Goal: In your copy, reproduce the entries exactly as they are, minus the images.

◆ ◆ ◆ ◆

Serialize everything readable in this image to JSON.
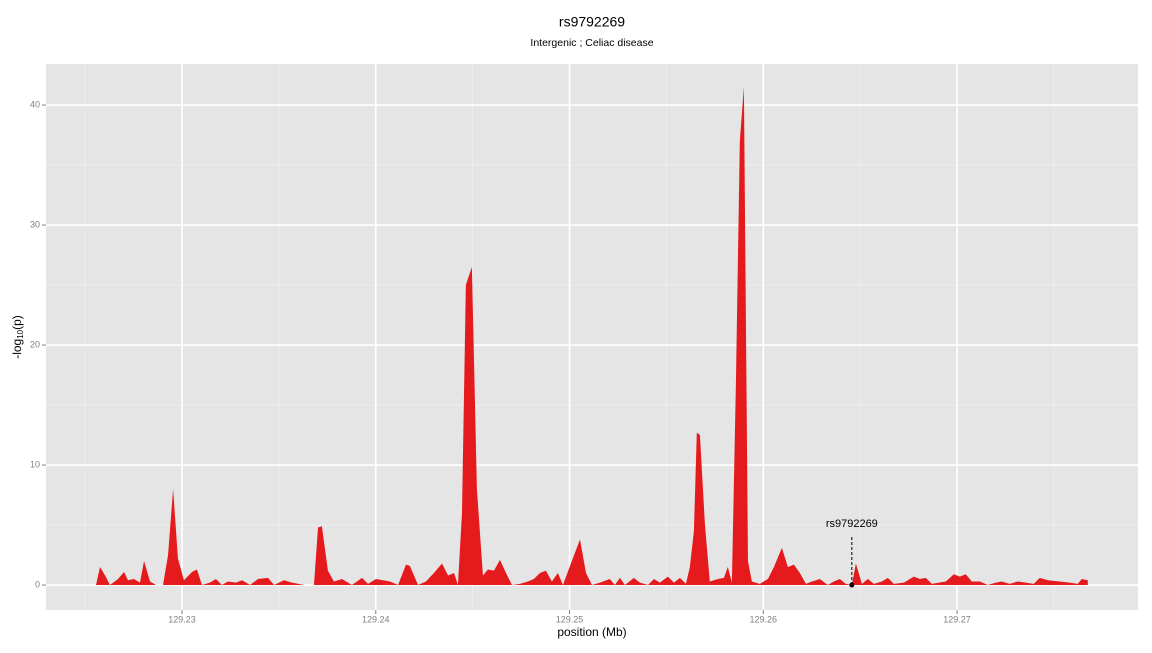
{
  "chart_data": {
    "type": "area",
    "title": "rs9792269",
    "subtitle": "Intergenic ; Celiac disease",
    "xlabel": "position (Mb)",
    "ylabel": {
      "text": "-log",
      "sub": "10",
      "tail": "(p)"
    },
    "color": "#e41a1c",
    "x": [
      129.22556,
      129.22577,
      129.22603,
      129.22628,
      129.2267,
      129.22701,
      129.22721,
      129.22752,
      129.22783,
      129.22804,
      129.22835,
      129.22866,
      129.22902,
      129.22928,
      129.22954,
      129.22979,
      129.2301,
      129.23052,
      129.23077,
      129.23103,
      129.23144,
      129.23175,
      129.23206,
      129.23237,
      129.23279,
      129.2331,
      129.23351,
      129.23392,
      129.23444,
      129.23475,
      129.23526,
      129.23568,
      129.2363,
      129.23681,
      129.23702,
      129.23722,
      129.23753,
      129.23784,
      129.23826,
      129.23877,
      129.23929,
      129.2396,
      129.24001,
      129.24073,
      129.24115,
      129.24156,
      129.24176,
      129.24218,
      129.24259,
      129.243,
      129.24342,
      129.24373,
      129.24404,
      129.24424,
      129.24445,
      129.24465,
      129.24496,
      129.24522,
      129.24553,
      129.24579,
      129.2461,
      129.24641,
      129.24672,
      129.24703,
      129.24744,
      129.24785,
      129.24816,
      129.24847,
      129.24878,
      129.24909,
      129.2494,
      129.24966,
      129.25012,
      129.25054,
      129.25085,
      129.25116,
      129.25157,
      129.25208,
      129.25234,
      129.2526,
      129.25286,
      129.25332,
      129.25363,
      129.25405,
      129.25436,
      129.25466,
      129.25508,
      129.25539,
      129.2557,
      129.25601,
      129.25621,
      129.25642,
      129.25657,
      129.25673,
      129.25699,
      129.25724,
      129.25766,
      129.25797,
      129.25817,
      129.25838,
      129.25859,
      129.25879,
      129.259,
      129.25921,
      129.25941,
      129.25982,
      129.26024,
      129.26055,
      129.26096,
      129.26127,
      129.26158,
      129.26189,
      129.2622,
      129.26251,
      129.26292,
      129.26333,
      129.26364,
      129.26395,
      129.26426,
      129.26457,
      129.26478,
      129.26509,
      129.2654,
      129.26571,
      129.26612,
      129.26643,
      129.26674,
      129.26726,
      129.26777,
      129.26808,
      129.26839,
      129.2687,
      129.26942,
      129.26984,
      129.27014,
      129.27045,
      129.27076,
      129.27118,
      129.27159,
      129.272,
      129.27231,
      129.27272,
      129.27314,
      129.27355,
      129.27396,
      129.27427,
      129.27469,
      129.2753,
      129.27582,
      129.27623,
      129.27644,
      129.27675
    ],
    "values": [
      0,
      1.5,
      0.8,
      0,
      0.5,
      1.1,
      0.4,
      0.5,
      0.2,
      2,
      0.3,
      0,
      0,
      2.5,
      8,
      2.2,
      0.4,
      1.1,
      1.3,
      0,
      0.2,
      0.5,
      0,
      0.3,
      0.2,
      0.4,
      0,
      0.5,
      0.6,
      0,
      0.4,
      0.2,
      0,
      0,
      4.8,
      4.9,
      1.2,
      0.3,
      0.5,
      0,
      0.6,
      0.1,
      0.5,
      0.3,
      0,
      1.7,
      1.6,
      0,
      0.3,
      1,
      1.8,
      0.8,
      1,
      0,
      6,
      25,
      26.5,
      8,
      0.8,
      1.3,
      1.2,
      2.1,
      1,
      0,
      0.1,
      0.3,
      0.5,
      1,
      1.2,
      0.3,
      1,
      0,
      2,
      3.8,
      1,
      0,
      0.2,
      0.5,
      0,
      0.6,
      0,
      0.6,
      0.2,
      0,
      0.5,
      0.2,
      0.7,
      0.2,
      0.6,
      0.1,
      1.5,
      4.5,
      12.7,
      12.5,
      5,
      0.3,
      0.5,
      0.6,
      1.5,
      0.2,
      17,
      37,
      41.5,
      2,
      0.3,
      0.1,
      0.5,
      1.5,
      3.1,
      1.5,
      1.7,
      1,
      0.1,
      0.3,
      0.5,
      0,
      0.3,
      0.5,
      0.1,
      0,
      1.8,
      0.1,
      0.5,
      0.1,
      0.3,
      0.6,
      0.1,
      0.2,
      0.7,
      0.5,
      0.6,
      0.1,
      0.3,
      0.9,
      0.7,
      0.9,
      0.3,
      0.3,
      0,
      0.2,
      0.3,
      0.1,
      0.3,
      0.2,
      0.1,
      0.6,
      0.4,
      0.3,
      0.2,
      0.1,
      0.5,
      0.4
    ],
    "annotation": {
      "text": "rs9792269",
      "x": 129.26457,
      "y": 0
    },
    "xlim": [
      129.22298,
      129.27934
    ],
    "ylim": [
      -2.08,
      43.42
    ],
    "xticks": [
      129.23,
      129.24,
      129.25,
      129.26,
      129.27
    ],
    "yticks": [
      0,
      10,
      20,
      30,
      40
    ],
    "minor_xticks": [
      129.225,
      129.235,
      129.245,
      129.255,
      129.265,
      129.275
    ],
    "minor_yticks": [
      5,
      15,
      25,
      35
    ],
    "grid": true
  }
}
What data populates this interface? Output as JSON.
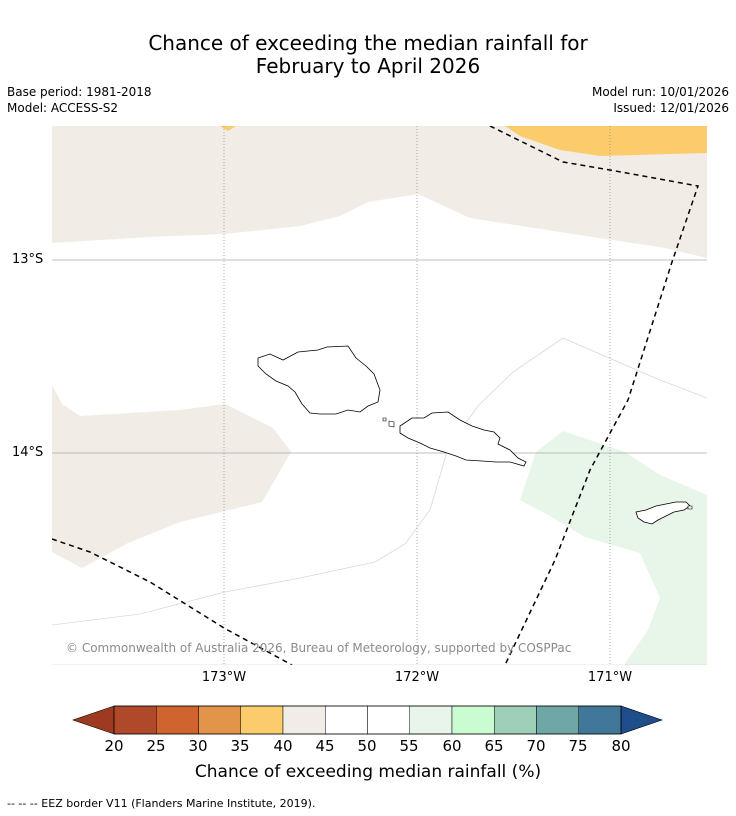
{
  "header": {
    "title_line1": "Chance of exceeding the median rainfall for",
    "title_line2": "February to April 2026",
    "base_period": "Base period: 1981-2018",
    "model": "Model: ACCESS-S2",
    "model_run": "Model run: 10/01/2026",
    "issued": "Issued: 12/01/2026"
  },
  "map": {
    "lat_labels": [
      "13°S",
      "14°S"
    ],
    "lon_labels": [
      "173°W",
      "172°W",
      "171°W"
    ],
    "copyright": "© Commonwealth of Australia 2026, Bureau of Meteorology, supported by COSPPac",
    "legend": {
      "title": "Chance of exceeding median rainfall (%)",
      "ticks": [
        "20",
        "25",
        "30",
        "35",
        "40",
        "45",
        "50",
        "55",
        "60",
        "65",
        "70",
        "75",
        "80"
      ],
      "colors": [
        "#b0492a",
        "#d0632f",
        "#e2944a",
        "#fccb6c",
        "#f1ece6",
        "#ffffff",
        "#ffffff",
        "#e8f5e9",
        "#cbfbd0",
        "#9ecfb7",
        "#6ea7a6",
        "#417799"
      ],
      "low_arrow_color": "#9e3a22",
      "high_arrow_color": "#1f4f8a"
    },
    "footnote": "-- -- -- EEZ border V11 (Flanders Marine Institute, 2019)."
  }
}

◆ ◆ ◆ ◆

Response:
Serialize everything readable in this image to JSON.
{
  "chart_data": {
    "type": "area",
    "title": "rs9792269",
    "subtitle": "Intergenic ; Celiac disease",
    "xlabel": "position (Mb)",
    "ylabel": {
      "text": "-log",
      "sub": "10",
      "tail": "(p)"
    },
    "color": "#e41a1c",
    "x": [
      129.22556,
      129.22577,
      129.22603,
      129.22628,
      129.2267,
      129.22701,
      129.22721,
      129.22752,
      129.22783,
      129.22804,
      129.22835,
      129.22866,
      129.22902,
      129.22928,
      129.22954,
      129.22979,
      129.2301,
      129.23052,
      129.23077,
      129.23103,
      129.23144,
      129.23175,
      129.23206,
      129.23237,
      129.23279,
      129.2331,
      129.23351,
      129.23392,
      129.23444,
      129.23475,
      129.23526,
      129.23568,
      129.2363,
      129.23681,
      129.23702,
      129.23722,
      129.23753,
      129.23784,
      129.23826,
      129.23877,
      129.23929,
      129.2396,
      129.24001,
      129.24073,
      129.24115,
      129.24156,
      129.24176,
      129.24218,
      129.24259,
      129.243,
      129.24342,
      129.24373,
      129.24404,
      129.24424,
      129.24445,
      129.24465,
      129.24496,
      129.24522,
      129.24553,
      129.24579,
      129.2461,
      129.24641,
      129.24672,
      129.24703,
      129.24744,
      129.24785,
      129.24816,
      129.24847,
      129.24878,
      129.24909,
      129.2494,
      129.24966,
      129.25012,
      129.25054,
      129.25085,
      129.25116,
      129.25157,
      129.25208,
      129.25234,
      129.2526,
      129.25286,
      129.25332,
      129.25363,
      129.25405,
      129.25436,
      129.25466,
      129.25508,
      129.25539,
      129.2557,
      129.25601,
      129.25621,
      129.25642,
      129.25657,
      129.25673,
      129.25699,
      129.25724,
      129.25766,
      129.25797,
      129.25817,
      129.25838,
      129.25859,
      129.25879,
      129.259,
      129.25921,
      129.25941,
      129.25982,
      129.26024,
      129.26055,
      129.26096,
      129.26127,
      129.26158,
      129.26189,
      129.2622,
      129.26251,
      129.26292,
      129.26333,
      129.26364,
      129.26395,
      129.26426,
      129.26457,
      129.26478,
      129.26509,
      129.2654,
      129.26571,
      129.26612,
      129.26643,
      129.26674,
      129.26726,
      129.26777,
      129.26808,
      129.26839,
      129.2687,
      129.26942,
      129.26984,
      129.27014,
      129.27045,
      129.27076,
      129.27118,
      129.27159,
      129.272,
      129.27231,
      129.27272,
      129.27314,
      129.27355,
      129.27396,
      129.27427,
      129.27469,
      129.2753,
      129.27582,
      129.27623,
      129.27644,
      129.27675
    ],
    "values": [
      0,
      1.5,
      0.8,
      0,
      0.5,
      1.1,
      0.4,
      0.5,
      0.2,
      2,
      0.3,
      0,
      0,
      2.5,
      8,
      2.2,
      0.4,
      1.1,
      1.3,
      0,
      0.2,
      0.5,
      0,
      0.3,
      0.2,
      0.4,
      0,
      0.5,
      0.6,
      0,
      0.4,
      0.2,
      0,
      0,
      4.8,
      4.9,
      1.2,
      0.3,
      0.5,
      0,
      0.6,
      0.1,
      0.5,
      0.3,
      0,
      1.7,
      1.6,
      0,
      0.3,
      1,
      1.8,
      0.8,
      1,
      0,
      6,
      25,
      26.5,
      8,
      0.8,
      1.3,
      1.2,
      2.1,
      1,
      0,
      0.1,
      0.3,
      0.5,
      1,
      1.2,
      0.3,
      1,
      0,
      2,
      3.8,
      1,
      0,
      0.2,
      0.5,
      0,
      0.6,
      0,
      0.6,
      0.2,
      0,
      0.5,
      0.2,
      0.7,
      0.2,
      0.6,
      0.1,
      1.5,
      4.5,
      12.7,
      12.5,
      5,
      0.3,
      0.5,
      0.6,
      1.5,
      0.2,
      17,
      37,
      41.5,
      2,
      0.3,
      0.1,
      0.5,
      1.5,
      3.1,
      1.5,
      1.7,
      1,
      0.1,
      0.3,
      0.5,
      0,
      0.3,
      0.5,
      0.1,
      0,
      1.8,
      0.1,
      0.5,
      0.1,
      0.3,
      0.6,
      0.1,
      0.2,
      0.7,
      0.5,
      0.6,
      0.1,
      0.3,
      0.9,
      0.7,
      0.9,
      0.3,
      0.3,
      0,
      0.2,
      0.3,
      0.1,
      0.3,
      0.2,
      0.1,
      0.6,
      0.4,
      0.3,
      0.2,
      0.1,
      0.5,
      0.4
    ],
    "annotation": {
      "text": "rs9792269",
      "x": 129.26457,
      "y": 0
    },
    "xlim": [
      129.22298,
      129.27934
    ],
    "ylim": [
      -2.08,
      43.42
    ],
    "xticks": [
      129.23,
      129.24,
      129.25,
      129.26,
      129.27
    ],
    "yticks": [
      0,
      10,
      20,
      30,
      40
    ],
    "minor_xticks": [
      129.225,
      129.235,
      129.245,
      129.255,
      129.265,
      129.275
    ],
    "minor_yticks": [
      5,
      15,
      25,
      35
    ],
    "grid": true
  }
}
What data populates this interface? Output as JSON.
{
  "header": {
    "title_line1": "Chance of exceeding the median rainfall for",
    "title_line2": "February to April 2026",
    "base_period": "Base period: 1981-2018",
    "model": "Model: ACCESS-S2",
    "model_run": "Model run: 10/01/2026",
    "issued": "Issued: 12/01/2026"
  },
  "map": {
    "lat_labels": [
      "13°S",
      "14°S"
    ],
    "lon_labels": [
      "173°W",
      "172°W",
      "171°W"
    ],
    "copyright": "© Commonwealth of Australia 2026, Bureau of Meteorology, supported by COSPPac",
    "legend": {
      "title": "Chance of exceeding median rainfall (%)",
      "ticks": [
        "20",
        "25",
        "30",
        "35",
        "40",
        "45",
        "50",
        "55",
        "60",
        "65",
        "70",
        "75",
        "80"
      ],
      "colors": [
        "#b0492a",
        "#d0632f",
        "#e2944a",
        "#fccb6c",
        "#f1ece6",
        "#ffffff",
        "#ffffff",
        "#e8f5e9",
        "#cbfbd0",
        "#9ecfb7",
        "#6ea7a6",
        "#417799"
      ],
      "low_arrow_color": "#9e3a22",
      "high_arrow_color": "#1f4f8a"
    },
    "footnote": "-- -- -- EEZ border V11 (Flanders Marine Institute, 2019)."
  }
}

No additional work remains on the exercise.